Start

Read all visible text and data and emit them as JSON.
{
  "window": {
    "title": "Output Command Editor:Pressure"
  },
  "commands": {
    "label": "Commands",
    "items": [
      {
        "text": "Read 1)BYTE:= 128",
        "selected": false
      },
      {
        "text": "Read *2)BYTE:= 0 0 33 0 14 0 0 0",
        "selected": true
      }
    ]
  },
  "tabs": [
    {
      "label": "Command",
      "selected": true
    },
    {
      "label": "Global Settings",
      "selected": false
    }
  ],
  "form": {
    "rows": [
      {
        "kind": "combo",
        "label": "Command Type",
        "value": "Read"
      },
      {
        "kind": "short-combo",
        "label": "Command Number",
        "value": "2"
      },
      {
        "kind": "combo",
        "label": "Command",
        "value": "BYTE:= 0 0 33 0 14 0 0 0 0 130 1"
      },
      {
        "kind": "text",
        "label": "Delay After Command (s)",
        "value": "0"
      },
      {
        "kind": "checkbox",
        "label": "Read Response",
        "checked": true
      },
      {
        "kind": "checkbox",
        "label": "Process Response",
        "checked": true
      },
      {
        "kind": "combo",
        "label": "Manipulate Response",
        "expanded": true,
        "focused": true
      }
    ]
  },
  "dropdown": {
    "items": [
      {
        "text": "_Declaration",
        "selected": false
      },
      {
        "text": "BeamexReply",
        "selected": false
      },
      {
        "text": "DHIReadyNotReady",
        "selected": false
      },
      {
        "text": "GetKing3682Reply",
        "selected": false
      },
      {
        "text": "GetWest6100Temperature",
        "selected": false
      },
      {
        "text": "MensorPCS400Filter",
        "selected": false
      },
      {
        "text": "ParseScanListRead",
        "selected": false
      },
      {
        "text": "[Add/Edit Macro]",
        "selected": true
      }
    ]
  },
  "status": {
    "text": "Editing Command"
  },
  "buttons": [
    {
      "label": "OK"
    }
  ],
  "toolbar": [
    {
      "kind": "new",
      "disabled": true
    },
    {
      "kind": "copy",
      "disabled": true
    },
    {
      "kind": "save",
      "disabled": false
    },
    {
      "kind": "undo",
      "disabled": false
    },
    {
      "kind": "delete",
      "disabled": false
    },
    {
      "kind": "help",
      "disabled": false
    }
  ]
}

End

* [Short exercise]
Repeat the data precisely, reproducing every entry.

* [Full solution]
Read all visible text and data and emit them as JSON.
{
  "window": {
    "title": "Output Command Editor:Pressure"
  },
  "commands": {
    "label": "Commands",
    "items": [
      {
        "text": "Read 1)BYTE:= 128",
        "selected": false
      },
      {
        "text": "Read *2)BYTE:= 0 0 33 0 14 0 0 0",
        "selected": true
      }
    ]
  },
  "tabs": [
    {
      "label": "Command",
      "selected": true
    },
    {
      "label": "Global Settings",
      "selected": false
    }
  ],
  "form": {
    "rows": [
      {
        "kind": "combo",
        "label": "Command Type",
        "value": "Read"
      },
      {
        "kind": "short-combo",
        "label": "Command Number",
        "value": "2"
      },
      {
        "kind": "combo",
        "label": "Command",
        "value": "BYTE:= 0 0 33 0 14 0 0 0 0 130 1"
      },
      {
        "kind": "text",
        "label": "Delay After Command (s)",
        "value": "0"
      },
      {
        "kind": "checkbox",
        "label": "Read Response",
        "checked": true
      },
      {
        "kind": "checkbox",
        "label": "Process Response",
        "checked": true
      },
      {
        "kind": "combo",
        "label": "Manipulate Response",
        "expanded": true,
        "focused": true
      }
    ]
  },
  "dropdown": {
    "items": [
      {
        "text": "_Declaration",
        "selected": false
      },
      {
        "text": "BeamexReply",
        "selected": false
      },
      {
        "text": "DHIReadyNotReady",
        "selected": false
      },
      {
        "text": "GetKing3682Reply",
        "selected": false
      },
      {
        "text": "GetWest6100Temperature",
        "selected": false
      },
      {
        "text": "MensorPCS400Filter",
        "selected": false
      },
      {
        "text": "ParseScanListRead",
        "selected": false
      },
      {
        "text": "[Add/Edit Macro]",
        "selected": true
      }
    ]
  },
  "status": {
    "text": "Editing Command"
  },
  "buttons": [
    {
      "label": "OK"
    }
  ],
  "toolbar": [
    {
      "kind": "new",
      "disabled": true
    },
    {
      "kind": "copy",
      "disabled": true
    },
    {
      "kind": "save",
      "disabled": false
    },
    {
      "kind": "undo",
      "disabled": false
    },
    {
      "kind": "delete",
      "disabled": false
    },
    {
      "kind": "help",
      "disabled": false
    }
  ]
}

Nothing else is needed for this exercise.